*DIRECTIONS*.
In the listing below, locate the lines bearing the word "Daily". Copy every one of them.

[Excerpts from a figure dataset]
--------------------
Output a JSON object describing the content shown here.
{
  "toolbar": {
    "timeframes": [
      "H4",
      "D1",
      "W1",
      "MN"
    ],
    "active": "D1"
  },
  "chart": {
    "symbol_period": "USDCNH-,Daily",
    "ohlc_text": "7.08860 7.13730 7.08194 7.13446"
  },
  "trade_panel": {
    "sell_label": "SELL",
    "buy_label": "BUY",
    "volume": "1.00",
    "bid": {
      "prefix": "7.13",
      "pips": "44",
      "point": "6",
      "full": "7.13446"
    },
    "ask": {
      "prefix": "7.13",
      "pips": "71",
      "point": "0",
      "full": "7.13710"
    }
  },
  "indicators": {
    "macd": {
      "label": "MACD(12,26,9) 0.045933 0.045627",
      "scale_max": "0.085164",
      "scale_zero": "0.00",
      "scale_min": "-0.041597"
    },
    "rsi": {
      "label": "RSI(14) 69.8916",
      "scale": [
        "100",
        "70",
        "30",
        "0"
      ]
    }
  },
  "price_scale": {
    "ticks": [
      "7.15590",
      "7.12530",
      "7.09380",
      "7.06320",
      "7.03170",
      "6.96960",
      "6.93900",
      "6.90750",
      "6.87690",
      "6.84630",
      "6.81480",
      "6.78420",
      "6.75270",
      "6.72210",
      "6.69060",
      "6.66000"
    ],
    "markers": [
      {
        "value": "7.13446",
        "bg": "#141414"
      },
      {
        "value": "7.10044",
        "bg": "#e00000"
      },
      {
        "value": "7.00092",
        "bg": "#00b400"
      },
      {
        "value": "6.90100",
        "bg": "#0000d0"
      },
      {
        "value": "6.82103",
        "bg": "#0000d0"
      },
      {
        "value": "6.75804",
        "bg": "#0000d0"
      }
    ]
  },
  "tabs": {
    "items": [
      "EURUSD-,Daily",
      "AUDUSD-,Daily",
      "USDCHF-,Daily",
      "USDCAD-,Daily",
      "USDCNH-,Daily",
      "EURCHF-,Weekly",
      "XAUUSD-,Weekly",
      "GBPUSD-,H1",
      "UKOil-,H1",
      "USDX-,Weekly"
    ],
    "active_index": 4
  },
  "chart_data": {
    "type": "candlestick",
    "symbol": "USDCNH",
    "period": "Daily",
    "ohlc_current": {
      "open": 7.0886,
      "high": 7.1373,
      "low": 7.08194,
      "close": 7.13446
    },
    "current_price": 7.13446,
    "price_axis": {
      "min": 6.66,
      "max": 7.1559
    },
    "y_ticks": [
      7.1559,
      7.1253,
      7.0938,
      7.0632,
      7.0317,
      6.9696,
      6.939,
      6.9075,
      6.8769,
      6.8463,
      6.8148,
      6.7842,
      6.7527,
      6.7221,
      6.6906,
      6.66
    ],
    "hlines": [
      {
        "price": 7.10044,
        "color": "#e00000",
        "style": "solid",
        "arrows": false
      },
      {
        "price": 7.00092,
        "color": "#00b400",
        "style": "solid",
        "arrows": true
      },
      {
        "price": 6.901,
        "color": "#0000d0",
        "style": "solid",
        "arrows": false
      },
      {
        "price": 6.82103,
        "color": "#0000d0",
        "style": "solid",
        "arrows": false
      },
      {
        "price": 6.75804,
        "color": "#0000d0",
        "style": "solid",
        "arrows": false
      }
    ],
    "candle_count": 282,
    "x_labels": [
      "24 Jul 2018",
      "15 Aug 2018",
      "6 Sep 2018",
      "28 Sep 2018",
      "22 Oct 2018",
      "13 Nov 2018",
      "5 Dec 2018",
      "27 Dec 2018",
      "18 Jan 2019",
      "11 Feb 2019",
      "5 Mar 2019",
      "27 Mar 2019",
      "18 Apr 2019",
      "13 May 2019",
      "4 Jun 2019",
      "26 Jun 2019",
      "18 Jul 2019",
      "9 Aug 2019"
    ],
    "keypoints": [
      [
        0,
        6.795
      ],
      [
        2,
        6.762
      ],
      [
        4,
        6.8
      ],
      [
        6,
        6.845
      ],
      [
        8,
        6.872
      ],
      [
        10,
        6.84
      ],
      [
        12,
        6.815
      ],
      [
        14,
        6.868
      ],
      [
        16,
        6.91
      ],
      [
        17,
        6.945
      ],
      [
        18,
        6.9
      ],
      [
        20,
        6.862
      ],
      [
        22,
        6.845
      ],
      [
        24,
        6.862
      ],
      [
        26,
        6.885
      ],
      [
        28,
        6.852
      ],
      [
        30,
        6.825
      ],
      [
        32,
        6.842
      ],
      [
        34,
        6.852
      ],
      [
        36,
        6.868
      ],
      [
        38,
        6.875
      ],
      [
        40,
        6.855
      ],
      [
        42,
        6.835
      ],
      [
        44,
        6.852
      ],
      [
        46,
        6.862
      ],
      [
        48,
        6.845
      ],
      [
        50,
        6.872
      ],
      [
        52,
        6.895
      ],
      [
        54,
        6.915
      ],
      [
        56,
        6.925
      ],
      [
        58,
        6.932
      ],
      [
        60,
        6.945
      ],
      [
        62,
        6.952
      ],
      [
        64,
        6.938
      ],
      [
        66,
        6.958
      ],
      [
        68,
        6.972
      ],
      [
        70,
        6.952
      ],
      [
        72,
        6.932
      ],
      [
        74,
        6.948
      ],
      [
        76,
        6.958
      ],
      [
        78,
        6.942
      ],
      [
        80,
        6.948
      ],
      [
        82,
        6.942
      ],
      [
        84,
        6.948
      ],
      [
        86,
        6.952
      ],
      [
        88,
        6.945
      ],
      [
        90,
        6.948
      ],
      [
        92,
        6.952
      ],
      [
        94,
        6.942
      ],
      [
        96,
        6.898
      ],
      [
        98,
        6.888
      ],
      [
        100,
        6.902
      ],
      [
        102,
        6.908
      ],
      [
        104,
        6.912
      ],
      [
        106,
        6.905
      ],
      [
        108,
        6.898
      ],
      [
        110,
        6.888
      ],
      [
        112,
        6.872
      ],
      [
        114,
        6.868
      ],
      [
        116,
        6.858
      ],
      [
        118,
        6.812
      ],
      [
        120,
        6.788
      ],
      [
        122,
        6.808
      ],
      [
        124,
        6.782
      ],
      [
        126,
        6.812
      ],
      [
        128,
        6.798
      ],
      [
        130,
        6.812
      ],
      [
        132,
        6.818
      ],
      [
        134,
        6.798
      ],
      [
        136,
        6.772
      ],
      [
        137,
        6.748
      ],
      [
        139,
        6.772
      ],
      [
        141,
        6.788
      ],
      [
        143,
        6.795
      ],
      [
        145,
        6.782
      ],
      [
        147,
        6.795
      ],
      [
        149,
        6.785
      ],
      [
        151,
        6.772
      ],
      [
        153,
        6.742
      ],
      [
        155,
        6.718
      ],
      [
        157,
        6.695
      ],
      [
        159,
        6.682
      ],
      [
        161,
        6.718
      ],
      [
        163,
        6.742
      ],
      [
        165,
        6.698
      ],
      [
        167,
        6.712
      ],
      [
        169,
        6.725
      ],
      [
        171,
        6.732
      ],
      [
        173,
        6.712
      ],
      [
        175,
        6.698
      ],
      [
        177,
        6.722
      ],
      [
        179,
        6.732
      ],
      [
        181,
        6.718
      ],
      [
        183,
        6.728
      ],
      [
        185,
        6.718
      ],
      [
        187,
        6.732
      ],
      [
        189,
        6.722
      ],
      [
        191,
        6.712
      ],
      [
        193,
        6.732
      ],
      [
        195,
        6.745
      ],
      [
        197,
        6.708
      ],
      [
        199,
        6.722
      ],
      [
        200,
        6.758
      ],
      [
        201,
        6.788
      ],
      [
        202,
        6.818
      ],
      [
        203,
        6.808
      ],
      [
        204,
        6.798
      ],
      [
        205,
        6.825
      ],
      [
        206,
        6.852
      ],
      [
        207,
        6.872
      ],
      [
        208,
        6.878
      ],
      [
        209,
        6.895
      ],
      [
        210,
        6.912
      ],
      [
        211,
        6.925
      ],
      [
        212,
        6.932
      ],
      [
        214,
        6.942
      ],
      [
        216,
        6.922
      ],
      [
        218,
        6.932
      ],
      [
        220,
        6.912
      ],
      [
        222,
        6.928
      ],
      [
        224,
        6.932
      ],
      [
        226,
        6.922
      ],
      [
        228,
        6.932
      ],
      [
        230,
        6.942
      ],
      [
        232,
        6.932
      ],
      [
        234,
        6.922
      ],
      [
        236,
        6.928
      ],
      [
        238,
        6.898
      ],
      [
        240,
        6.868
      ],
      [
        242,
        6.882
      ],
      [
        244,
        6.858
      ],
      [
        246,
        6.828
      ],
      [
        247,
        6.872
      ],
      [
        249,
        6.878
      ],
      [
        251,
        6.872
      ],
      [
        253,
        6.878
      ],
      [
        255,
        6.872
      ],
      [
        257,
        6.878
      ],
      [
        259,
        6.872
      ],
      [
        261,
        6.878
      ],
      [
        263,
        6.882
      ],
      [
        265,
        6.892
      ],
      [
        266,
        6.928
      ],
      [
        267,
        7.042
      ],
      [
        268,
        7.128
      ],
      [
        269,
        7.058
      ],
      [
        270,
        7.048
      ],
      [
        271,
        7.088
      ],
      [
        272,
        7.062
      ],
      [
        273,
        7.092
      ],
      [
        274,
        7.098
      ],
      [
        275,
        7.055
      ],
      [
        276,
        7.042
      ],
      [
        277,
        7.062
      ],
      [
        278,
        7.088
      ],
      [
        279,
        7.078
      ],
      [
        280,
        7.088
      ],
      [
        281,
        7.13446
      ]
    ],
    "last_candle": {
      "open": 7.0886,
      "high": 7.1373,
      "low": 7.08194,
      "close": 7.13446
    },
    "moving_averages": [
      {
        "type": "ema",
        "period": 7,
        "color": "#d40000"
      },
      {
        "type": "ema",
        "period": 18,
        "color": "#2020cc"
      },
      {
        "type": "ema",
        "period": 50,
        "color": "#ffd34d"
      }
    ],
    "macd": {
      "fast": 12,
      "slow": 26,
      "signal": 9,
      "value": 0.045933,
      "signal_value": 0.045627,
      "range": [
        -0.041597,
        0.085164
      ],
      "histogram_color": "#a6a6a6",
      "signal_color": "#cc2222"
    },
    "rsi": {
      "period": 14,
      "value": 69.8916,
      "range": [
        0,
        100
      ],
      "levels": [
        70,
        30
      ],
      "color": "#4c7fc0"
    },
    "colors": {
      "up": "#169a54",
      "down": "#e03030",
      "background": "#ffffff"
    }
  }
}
--------------------
*WRITTEN RESPONSE*.
    "symbol_period": "USDCNH-,Daily",
      "EURUSD-,Daily",
      "AUDUSD-,Daily",
      "USDCHF-,Daily",
      "USDCAD-,Daily",
      "USDCNH-,Daily",
    "period": "Daily",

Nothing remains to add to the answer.